# Objective
Reproduce each line from the records that holds "xlabel".
○ ○ ○ ○ ○
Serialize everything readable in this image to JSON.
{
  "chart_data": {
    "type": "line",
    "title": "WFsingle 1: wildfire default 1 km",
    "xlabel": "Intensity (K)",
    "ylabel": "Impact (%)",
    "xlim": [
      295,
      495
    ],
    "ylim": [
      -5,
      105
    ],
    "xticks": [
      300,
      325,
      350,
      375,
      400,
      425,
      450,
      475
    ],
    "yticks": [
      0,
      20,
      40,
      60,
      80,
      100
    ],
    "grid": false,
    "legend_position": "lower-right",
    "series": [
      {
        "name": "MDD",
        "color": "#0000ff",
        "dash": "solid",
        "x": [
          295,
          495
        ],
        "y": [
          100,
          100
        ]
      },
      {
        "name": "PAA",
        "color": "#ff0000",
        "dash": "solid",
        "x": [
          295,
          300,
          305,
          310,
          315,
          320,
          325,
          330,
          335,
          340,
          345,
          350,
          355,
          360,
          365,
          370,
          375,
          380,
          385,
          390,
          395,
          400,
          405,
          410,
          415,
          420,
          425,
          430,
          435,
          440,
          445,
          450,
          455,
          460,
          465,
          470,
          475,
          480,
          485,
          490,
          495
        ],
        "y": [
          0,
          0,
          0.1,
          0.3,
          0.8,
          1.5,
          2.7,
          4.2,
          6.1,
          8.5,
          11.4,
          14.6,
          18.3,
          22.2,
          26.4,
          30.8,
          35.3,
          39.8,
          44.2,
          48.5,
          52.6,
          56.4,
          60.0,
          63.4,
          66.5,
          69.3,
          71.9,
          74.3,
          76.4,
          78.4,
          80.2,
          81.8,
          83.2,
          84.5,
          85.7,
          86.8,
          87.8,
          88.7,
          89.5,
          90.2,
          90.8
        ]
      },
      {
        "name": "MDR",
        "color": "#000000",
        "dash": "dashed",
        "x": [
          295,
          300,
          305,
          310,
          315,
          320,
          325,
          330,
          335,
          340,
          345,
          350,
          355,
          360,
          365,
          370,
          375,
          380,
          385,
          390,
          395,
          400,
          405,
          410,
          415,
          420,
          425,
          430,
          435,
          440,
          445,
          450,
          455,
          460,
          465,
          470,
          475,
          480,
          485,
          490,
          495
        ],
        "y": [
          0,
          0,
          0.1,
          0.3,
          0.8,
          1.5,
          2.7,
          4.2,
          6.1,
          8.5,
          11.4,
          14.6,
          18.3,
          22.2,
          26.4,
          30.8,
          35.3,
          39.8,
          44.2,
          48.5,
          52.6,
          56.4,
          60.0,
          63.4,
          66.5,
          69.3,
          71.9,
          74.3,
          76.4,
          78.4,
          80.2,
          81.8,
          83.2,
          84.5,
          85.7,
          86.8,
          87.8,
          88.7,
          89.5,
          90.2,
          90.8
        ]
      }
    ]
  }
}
○ ○ ○ ○ ○
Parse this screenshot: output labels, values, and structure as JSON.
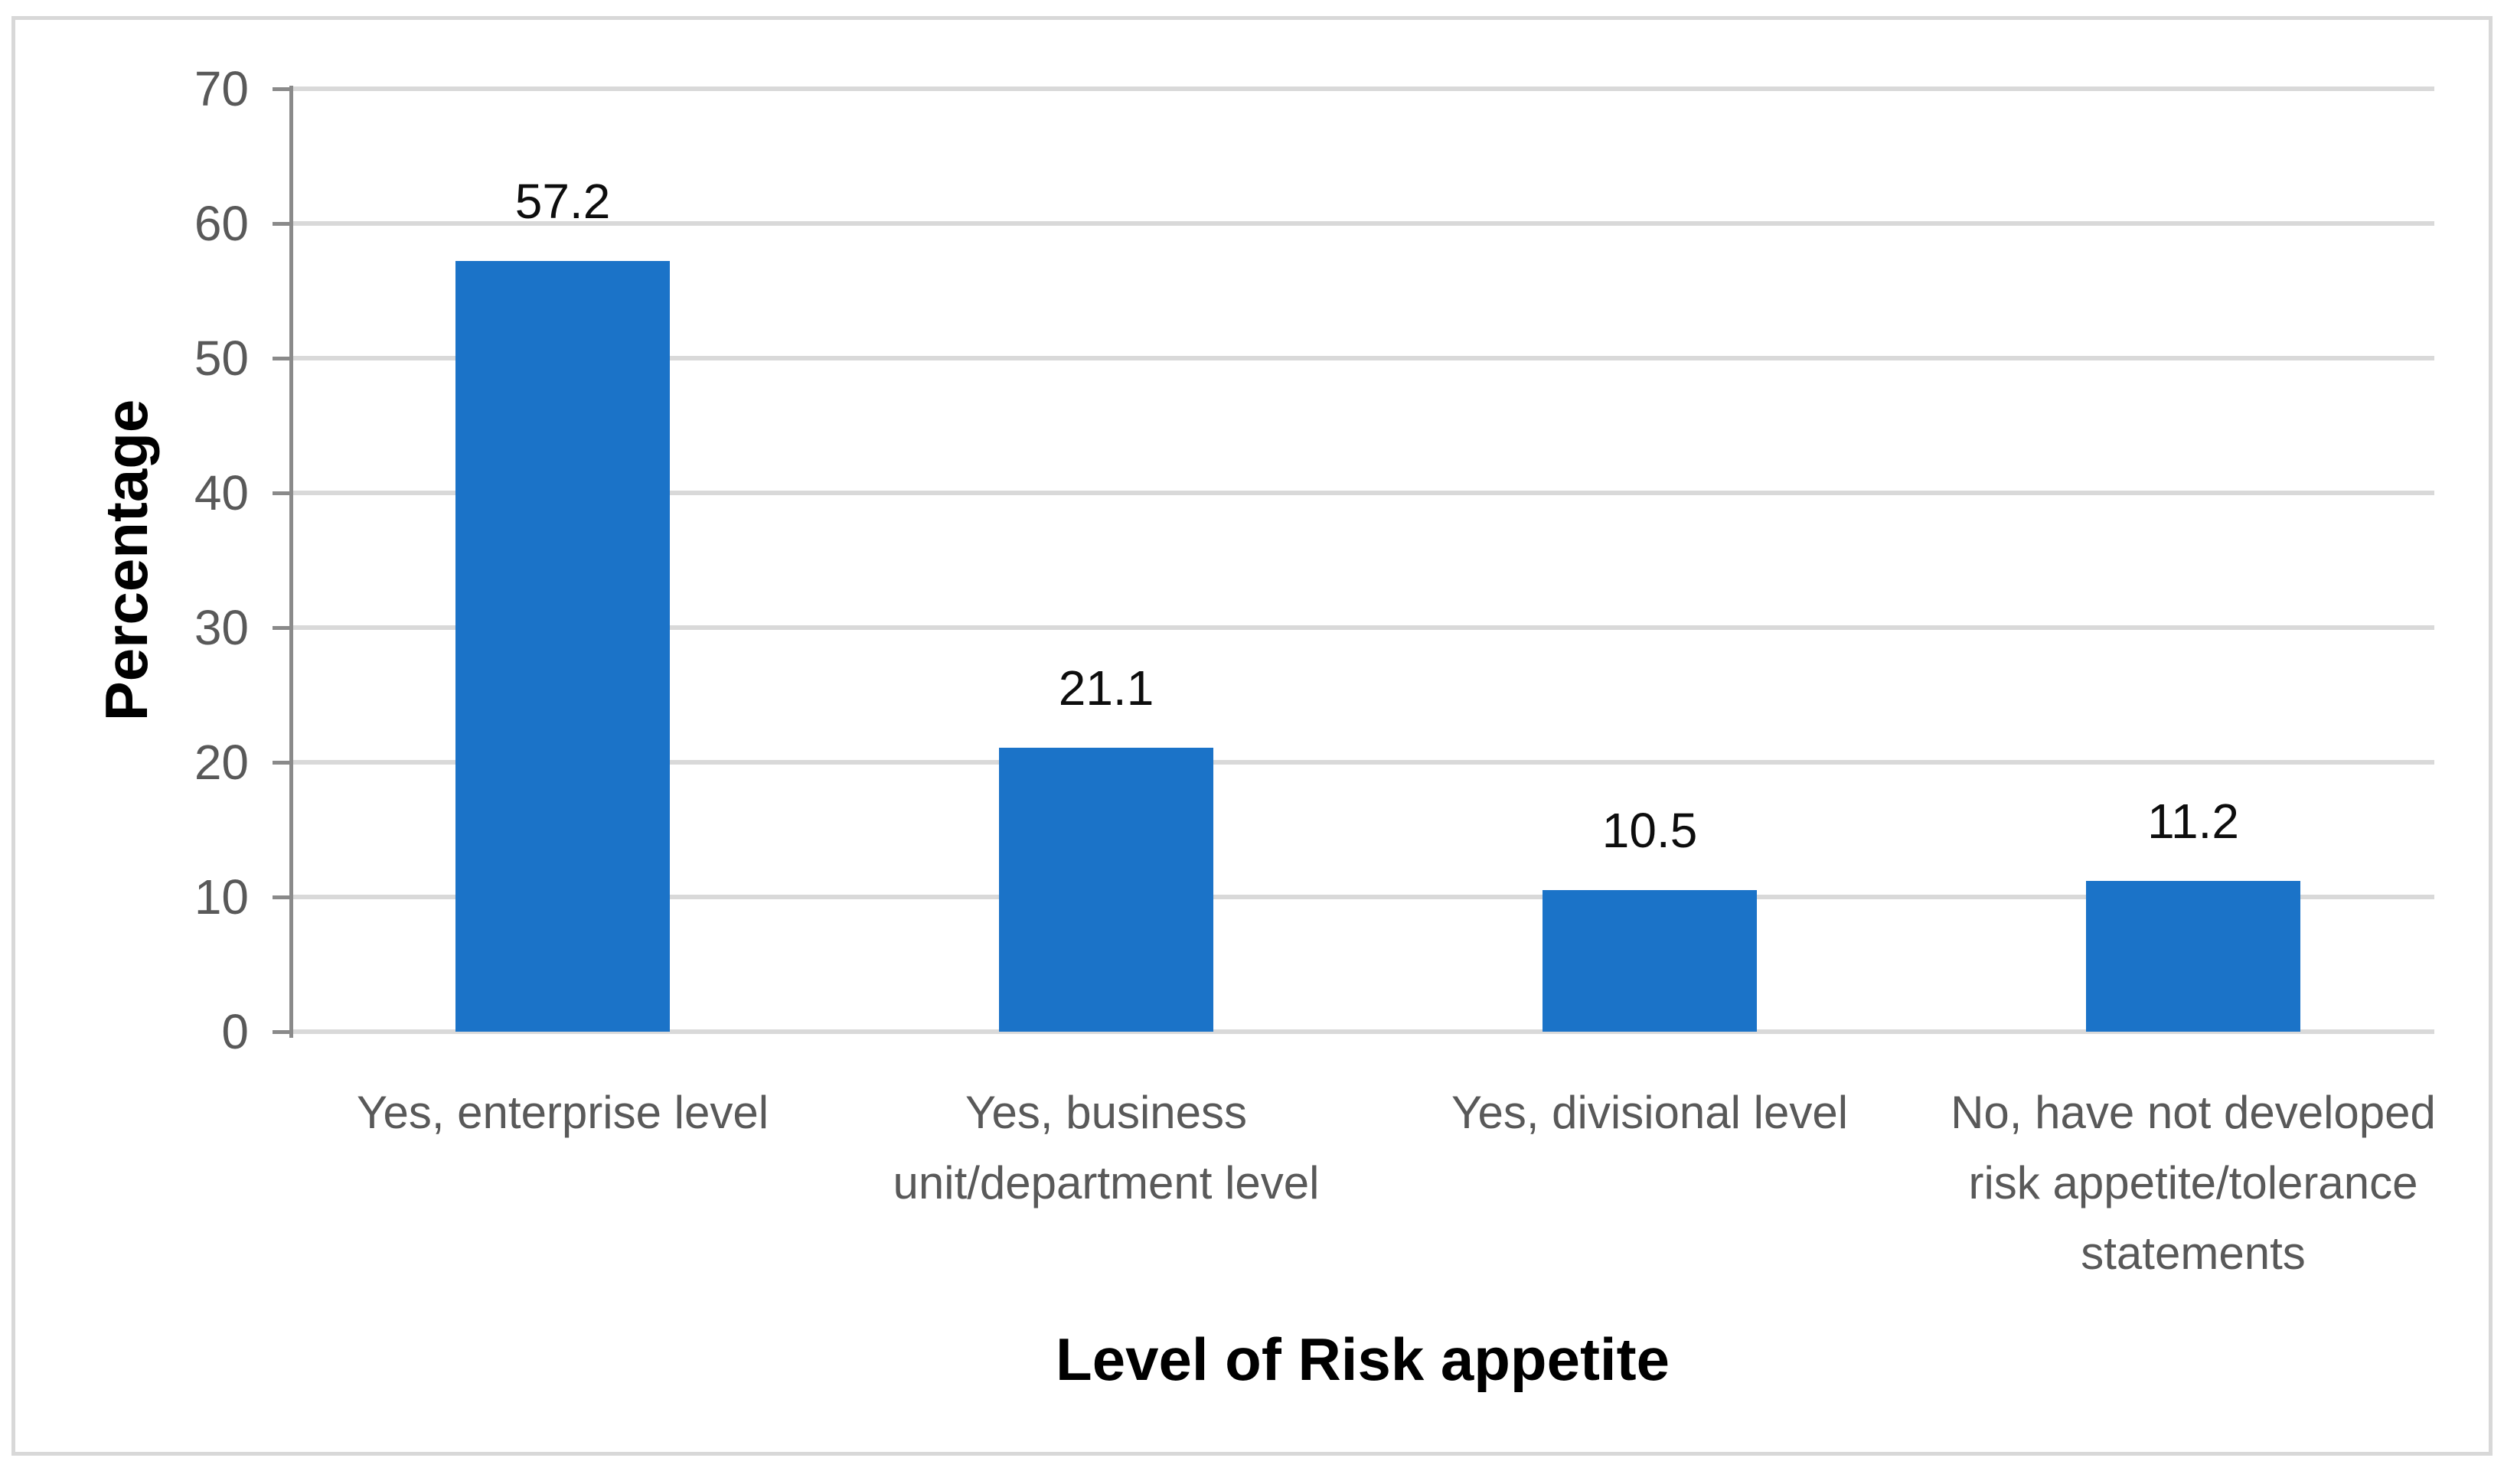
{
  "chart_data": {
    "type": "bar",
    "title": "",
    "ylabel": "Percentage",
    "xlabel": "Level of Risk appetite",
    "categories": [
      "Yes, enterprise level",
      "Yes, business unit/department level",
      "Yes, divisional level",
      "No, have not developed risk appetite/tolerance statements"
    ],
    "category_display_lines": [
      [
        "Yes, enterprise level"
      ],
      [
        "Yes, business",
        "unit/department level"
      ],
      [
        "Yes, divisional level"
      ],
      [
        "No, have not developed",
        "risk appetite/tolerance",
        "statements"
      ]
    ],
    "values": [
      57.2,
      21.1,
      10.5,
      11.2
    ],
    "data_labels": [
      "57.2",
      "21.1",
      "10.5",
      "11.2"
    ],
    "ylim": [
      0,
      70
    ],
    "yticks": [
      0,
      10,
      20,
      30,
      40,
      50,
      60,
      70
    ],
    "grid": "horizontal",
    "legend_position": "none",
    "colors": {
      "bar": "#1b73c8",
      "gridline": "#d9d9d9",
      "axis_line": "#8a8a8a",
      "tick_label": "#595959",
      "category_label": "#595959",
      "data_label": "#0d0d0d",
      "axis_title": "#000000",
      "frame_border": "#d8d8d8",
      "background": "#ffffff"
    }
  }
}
○ ○ ○ ○ ○
# Full response
    "xlabel": "Intensity (K)",
    "xlabel": "Level of Risk appetite",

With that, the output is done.